Structured figure records

* begin *

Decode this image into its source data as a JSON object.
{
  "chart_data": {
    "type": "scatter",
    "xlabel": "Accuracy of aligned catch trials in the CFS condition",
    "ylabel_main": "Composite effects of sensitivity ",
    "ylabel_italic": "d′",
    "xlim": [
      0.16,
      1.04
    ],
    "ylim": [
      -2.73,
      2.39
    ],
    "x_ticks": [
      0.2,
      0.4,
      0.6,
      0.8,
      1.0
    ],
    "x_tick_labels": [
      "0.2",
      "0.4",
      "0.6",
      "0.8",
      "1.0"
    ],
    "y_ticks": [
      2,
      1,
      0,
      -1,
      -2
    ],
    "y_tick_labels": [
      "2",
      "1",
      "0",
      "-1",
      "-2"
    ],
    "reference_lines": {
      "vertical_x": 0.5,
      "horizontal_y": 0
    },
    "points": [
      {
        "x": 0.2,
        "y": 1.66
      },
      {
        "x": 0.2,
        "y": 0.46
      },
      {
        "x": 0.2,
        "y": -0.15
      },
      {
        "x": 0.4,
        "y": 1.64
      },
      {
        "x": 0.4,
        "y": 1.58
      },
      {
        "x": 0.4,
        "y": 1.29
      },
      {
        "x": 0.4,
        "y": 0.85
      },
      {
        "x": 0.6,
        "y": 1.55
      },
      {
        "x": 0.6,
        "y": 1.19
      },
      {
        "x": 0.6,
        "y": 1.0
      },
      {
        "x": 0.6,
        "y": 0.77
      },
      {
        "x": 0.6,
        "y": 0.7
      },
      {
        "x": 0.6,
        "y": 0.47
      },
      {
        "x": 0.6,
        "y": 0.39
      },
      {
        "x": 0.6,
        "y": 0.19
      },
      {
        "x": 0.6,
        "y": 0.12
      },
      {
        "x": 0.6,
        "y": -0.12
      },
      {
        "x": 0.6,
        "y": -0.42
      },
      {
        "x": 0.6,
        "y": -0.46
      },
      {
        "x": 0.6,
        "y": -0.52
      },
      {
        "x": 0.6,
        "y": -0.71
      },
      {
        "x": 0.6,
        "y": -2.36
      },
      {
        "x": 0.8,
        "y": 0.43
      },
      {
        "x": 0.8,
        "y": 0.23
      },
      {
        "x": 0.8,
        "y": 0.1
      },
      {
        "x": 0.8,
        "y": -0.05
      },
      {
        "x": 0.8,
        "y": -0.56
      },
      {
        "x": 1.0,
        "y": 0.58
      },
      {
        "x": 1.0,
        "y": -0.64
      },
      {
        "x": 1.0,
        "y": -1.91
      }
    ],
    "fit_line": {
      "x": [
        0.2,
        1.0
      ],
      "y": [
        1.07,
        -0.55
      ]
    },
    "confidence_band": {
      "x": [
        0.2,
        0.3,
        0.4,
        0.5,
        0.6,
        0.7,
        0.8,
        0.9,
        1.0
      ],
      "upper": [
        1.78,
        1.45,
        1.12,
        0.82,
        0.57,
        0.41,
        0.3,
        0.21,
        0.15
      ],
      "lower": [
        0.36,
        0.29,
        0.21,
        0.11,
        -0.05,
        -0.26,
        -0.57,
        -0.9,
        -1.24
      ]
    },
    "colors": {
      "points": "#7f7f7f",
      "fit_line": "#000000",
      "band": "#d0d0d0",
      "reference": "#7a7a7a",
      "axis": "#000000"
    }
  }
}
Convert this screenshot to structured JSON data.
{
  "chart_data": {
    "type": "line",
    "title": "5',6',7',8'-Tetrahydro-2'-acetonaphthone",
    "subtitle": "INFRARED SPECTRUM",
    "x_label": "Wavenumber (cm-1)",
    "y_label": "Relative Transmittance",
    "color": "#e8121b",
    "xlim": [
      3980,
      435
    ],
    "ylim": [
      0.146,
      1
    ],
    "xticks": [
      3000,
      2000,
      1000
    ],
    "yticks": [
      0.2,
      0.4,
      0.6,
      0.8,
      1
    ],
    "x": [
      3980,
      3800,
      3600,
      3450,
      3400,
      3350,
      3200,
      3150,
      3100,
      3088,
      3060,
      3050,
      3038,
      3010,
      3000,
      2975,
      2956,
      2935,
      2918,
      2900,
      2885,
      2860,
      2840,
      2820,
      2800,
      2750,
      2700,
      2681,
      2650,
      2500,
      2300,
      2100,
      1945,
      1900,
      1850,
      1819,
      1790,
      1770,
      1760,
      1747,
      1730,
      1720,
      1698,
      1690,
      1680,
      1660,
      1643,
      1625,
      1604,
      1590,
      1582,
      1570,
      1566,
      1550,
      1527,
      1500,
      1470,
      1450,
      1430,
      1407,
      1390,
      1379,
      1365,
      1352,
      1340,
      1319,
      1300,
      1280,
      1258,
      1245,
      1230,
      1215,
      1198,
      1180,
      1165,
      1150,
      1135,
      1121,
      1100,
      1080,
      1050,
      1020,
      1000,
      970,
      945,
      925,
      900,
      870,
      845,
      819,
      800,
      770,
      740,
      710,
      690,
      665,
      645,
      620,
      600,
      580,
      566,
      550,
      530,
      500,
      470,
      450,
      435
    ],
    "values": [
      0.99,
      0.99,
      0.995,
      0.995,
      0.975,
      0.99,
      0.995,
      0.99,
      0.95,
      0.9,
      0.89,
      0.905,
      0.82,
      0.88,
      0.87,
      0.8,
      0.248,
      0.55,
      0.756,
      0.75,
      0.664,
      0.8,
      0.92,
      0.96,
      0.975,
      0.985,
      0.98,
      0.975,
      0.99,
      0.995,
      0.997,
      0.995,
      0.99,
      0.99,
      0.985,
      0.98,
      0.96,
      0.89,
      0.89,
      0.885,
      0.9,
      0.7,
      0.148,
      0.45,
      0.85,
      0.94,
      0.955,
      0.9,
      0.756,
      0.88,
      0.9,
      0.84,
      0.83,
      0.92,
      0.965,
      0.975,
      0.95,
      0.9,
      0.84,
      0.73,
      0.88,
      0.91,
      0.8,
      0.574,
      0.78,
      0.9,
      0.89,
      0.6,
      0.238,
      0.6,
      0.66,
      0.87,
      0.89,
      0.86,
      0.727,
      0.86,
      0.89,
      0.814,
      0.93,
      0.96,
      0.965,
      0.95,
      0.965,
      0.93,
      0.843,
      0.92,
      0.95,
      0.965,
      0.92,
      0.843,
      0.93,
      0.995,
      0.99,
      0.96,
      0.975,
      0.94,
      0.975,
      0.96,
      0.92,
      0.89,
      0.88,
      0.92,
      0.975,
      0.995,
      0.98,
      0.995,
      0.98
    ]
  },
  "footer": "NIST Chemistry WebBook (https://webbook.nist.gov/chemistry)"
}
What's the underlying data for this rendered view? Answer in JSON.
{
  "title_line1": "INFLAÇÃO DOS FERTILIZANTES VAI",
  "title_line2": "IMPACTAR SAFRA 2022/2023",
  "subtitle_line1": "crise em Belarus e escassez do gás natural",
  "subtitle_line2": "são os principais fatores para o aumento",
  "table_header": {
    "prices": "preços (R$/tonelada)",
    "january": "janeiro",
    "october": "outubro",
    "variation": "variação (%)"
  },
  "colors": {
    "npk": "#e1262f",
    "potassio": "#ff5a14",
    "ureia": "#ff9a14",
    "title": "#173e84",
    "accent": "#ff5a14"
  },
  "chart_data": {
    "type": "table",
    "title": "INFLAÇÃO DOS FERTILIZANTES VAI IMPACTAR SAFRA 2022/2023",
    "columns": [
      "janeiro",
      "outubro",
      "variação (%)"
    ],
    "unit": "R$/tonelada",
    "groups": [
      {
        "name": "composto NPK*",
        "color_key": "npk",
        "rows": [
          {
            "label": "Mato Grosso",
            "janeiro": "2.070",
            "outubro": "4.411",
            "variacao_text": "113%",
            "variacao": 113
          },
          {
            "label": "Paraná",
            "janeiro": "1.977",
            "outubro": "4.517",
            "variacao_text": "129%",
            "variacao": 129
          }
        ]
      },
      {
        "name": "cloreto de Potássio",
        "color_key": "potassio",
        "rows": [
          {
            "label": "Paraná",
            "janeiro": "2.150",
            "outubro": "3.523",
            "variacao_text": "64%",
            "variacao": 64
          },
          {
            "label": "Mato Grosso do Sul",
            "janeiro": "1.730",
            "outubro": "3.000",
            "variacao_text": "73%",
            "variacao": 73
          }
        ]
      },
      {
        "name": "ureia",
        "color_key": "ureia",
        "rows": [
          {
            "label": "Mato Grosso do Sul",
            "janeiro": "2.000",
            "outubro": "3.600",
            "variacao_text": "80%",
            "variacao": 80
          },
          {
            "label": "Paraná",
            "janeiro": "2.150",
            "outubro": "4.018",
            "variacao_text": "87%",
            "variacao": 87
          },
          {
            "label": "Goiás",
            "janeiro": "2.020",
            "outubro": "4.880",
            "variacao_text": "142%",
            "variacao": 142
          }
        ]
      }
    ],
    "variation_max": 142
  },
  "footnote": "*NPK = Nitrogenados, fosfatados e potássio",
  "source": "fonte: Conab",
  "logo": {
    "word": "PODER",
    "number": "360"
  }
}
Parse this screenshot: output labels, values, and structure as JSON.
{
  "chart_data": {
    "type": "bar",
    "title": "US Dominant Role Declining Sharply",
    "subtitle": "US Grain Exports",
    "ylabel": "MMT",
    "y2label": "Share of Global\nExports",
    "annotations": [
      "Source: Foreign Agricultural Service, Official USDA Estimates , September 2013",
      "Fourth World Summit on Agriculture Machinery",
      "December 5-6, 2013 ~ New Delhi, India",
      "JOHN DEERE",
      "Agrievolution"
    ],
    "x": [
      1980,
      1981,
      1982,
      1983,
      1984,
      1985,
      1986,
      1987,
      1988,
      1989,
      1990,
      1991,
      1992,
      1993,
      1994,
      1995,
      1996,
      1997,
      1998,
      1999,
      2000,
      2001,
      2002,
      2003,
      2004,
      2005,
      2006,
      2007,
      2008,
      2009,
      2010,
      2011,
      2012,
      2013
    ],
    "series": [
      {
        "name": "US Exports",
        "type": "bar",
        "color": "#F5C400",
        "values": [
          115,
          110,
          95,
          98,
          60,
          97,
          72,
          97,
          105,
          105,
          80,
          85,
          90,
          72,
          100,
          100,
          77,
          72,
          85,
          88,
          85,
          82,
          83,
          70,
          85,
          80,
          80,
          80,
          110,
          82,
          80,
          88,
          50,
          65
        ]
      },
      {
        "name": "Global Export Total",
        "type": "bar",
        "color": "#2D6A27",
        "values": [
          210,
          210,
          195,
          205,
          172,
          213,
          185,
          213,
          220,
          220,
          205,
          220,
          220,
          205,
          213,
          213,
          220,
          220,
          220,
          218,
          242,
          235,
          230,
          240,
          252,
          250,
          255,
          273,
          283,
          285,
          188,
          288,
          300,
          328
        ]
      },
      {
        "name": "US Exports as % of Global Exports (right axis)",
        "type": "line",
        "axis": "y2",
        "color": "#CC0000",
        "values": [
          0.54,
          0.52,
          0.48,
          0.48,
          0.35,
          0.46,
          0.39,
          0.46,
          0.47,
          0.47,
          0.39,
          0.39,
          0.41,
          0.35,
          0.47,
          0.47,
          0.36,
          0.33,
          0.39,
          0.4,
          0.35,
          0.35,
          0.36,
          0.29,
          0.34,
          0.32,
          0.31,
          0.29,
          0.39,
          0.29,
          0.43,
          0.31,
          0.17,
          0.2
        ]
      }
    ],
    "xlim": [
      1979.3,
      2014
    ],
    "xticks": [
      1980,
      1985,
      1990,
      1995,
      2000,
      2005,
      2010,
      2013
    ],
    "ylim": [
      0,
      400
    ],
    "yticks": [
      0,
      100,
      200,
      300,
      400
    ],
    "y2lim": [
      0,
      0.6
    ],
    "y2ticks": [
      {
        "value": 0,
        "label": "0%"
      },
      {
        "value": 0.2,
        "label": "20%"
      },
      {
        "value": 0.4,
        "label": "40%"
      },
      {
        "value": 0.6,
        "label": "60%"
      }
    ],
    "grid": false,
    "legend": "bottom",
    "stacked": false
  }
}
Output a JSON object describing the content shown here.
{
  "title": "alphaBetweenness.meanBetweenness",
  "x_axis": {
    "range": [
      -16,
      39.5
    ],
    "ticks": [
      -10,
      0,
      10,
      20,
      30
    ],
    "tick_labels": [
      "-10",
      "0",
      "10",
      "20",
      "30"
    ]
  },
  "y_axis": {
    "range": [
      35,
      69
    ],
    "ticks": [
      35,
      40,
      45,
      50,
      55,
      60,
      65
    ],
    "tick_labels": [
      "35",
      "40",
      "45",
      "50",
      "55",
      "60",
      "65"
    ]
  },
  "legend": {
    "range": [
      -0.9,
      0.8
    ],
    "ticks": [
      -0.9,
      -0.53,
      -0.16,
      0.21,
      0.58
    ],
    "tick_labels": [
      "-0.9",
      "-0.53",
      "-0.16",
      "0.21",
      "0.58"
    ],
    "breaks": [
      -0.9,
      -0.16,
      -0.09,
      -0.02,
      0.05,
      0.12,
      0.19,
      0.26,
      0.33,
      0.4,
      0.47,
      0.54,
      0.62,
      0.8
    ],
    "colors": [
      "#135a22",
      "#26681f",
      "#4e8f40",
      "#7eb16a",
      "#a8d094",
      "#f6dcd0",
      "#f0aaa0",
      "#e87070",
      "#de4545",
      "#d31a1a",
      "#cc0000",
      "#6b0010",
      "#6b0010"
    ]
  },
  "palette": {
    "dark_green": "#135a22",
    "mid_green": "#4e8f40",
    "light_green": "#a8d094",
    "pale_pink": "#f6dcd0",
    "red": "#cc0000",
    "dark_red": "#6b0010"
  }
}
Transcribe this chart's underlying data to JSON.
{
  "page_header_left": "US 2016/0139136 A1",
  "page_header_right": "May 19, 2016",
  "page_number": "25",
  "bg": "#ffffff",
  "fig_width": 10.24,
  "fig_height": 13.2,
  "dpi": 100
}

* end *

• [AIM]: Your task is to transcribe the line containing "Transcribe this chart's" and every line after it, through the last line of the data, exactly as written and with nothing more.

• [COMPLETED TASK]:
Transcribe this chart's underlying data to JSON.
{
  "page_header_left": "US 2016/0139136 A1",
  "page_header_right": "May 19, 2016",
  "page_number": "25",
  "bg": "#ffffff",
  "fig_width": 10.24,
  "fig_height": 13.2,
  "dpi": 100
}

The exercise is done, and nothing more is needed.